(Part of a data file)
· · ·

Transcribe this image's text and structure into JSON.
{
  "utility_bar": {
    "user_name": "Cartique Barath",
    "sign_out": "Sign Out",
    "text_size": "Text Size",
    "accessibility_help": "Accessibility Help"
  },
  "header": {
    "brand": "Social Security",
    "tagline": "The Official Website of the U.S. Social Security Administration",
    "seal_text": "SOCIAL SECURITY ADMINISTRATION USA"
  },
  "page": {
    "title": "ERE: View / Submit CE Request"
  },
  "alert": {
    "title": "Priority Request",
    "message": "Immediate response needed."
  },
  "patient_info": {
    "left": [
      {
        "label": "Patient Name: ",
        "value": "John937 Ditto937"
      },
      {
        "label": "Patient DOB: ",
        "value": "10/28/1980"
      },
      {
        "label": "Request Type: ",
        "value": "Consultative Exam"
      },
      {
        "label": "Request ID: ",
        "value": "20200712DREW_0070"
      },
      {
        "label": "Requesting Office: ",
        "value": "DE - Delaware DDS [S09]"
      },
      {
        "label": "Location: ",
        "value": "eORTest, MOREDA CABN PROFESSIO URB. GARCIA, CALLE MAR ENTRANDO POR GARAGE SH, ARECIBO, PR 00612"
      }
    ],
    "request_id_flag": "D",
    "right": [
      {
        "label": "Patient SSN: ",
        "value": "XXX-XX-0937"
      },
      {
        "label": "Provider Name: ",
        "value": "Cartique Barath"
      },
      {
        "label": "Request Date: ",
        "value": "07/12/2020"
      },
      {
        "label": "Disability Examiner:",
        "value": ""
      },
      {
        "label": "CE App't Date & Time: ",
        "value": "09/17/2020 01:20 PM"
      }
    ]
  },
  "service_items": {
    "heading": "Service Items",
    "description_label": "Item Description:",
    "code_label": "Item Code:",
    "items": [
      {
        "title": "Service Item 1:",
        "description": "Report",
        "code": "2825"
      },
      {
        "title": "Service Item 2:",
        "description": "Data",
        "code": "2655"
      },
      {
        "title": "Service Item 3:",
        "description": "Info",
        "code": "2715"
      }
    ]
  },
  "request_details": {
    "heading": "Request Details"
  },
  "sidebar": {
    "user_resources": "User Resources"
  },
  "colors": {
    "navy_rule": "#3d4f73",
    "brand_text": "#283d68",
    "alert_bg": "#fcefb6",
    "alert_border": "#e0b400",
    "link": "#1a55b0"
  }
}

· · ·

Do this: Transcribe the full listing above without leaving anything out.

Response to the task:
Transcribe this image's text and structure into JSON.
{
  "utility_bar": {
    "user_name": "Cartique Barath",
    "sign_out": "Sign Out",
    "text_size": "Text Size",
    "accessibility_help": "Accessibility Help"
  },
  "header": {
    "brand": "Social Security",
    "tagline": "The Official Website of the U.S. Social Security Administration",
    "seal_text": "SOCIAL SECURITY ADMINISTRATION USA"
  },
  "page": {
    "title": "ERE: View / Submit CE Request"
  },
  "alert": {
    "title": "Priority Request",
    "message": "Immediate response needed."
  },
  "patient_info": {
    "left": [
      {
        "label": "Patient Name: ",
        "value": "John937 Ditto937"
      },
      {
        "label": "Patient DOB: ",
        "value": "10/28/1980"
      },
      {
        "label": "Request Type: ",
        "value": "Consultative Exam"
      },
      {
        "label": "Request ID: ",
        "value": "20200712DREW_0070"
      },
      {
        "label": "Requesting Office: ",
        "value": "DE - Delaware DDS [S09]"
      },
      {
        "label": "Location: ",
        "value": "eORTest, MOREDA CABN PROFESSIO URB. GARCIA, CALLE MAR ENTRANDO POR GARAGE SH, ARECIBO, PR 00612"
      }
    ],
    "request_id_flag": "D",
    "right": [
      {
        "label": "Patient SSN: ",
        "value": "XXX-XX-0937"
      },
      {
        "label": "Provider Name: ",
        "value": "Cartique Barath"
      },
      {
        "label": "Request Date: ",
        "value": "07/12/2020"
      },
      {
        "label": "Disability Examiner:",
        "value": ""
      },
      {
        "label": "CE App't Date & Time: ",
        "value": "09/17/2020 01:20 PM"
      }
    ]
  },
  "service_items": {
    "heading": "Service Items",
    "description_label": "Item Description:",
    "code_label": "Item Code:",
    "items": [
      {
        "title": "Service Item 1:",
        "description": "Report",
        "code": "2825"
      },
      {
        "title": "Service Item 2:",
        "description": "Data",
        "code": "2655"
      },
      {
        "title": "Service Item 3:",
        "description": "Info",
        "code": "2715"
      }
    ]
  },
  "request_details": {
    "heading": "Request Details"
  },
  "sidebar": {
    "user_resources": "User Resources"
  },
  "colors": {
    "navy_rule": "#3d4f73",
    "brand_text": "#283d68",
    "alert_bg": "#fcefb6",
    "alert_border": "#e0b400",
    "link": "#1a55b0"
  }
}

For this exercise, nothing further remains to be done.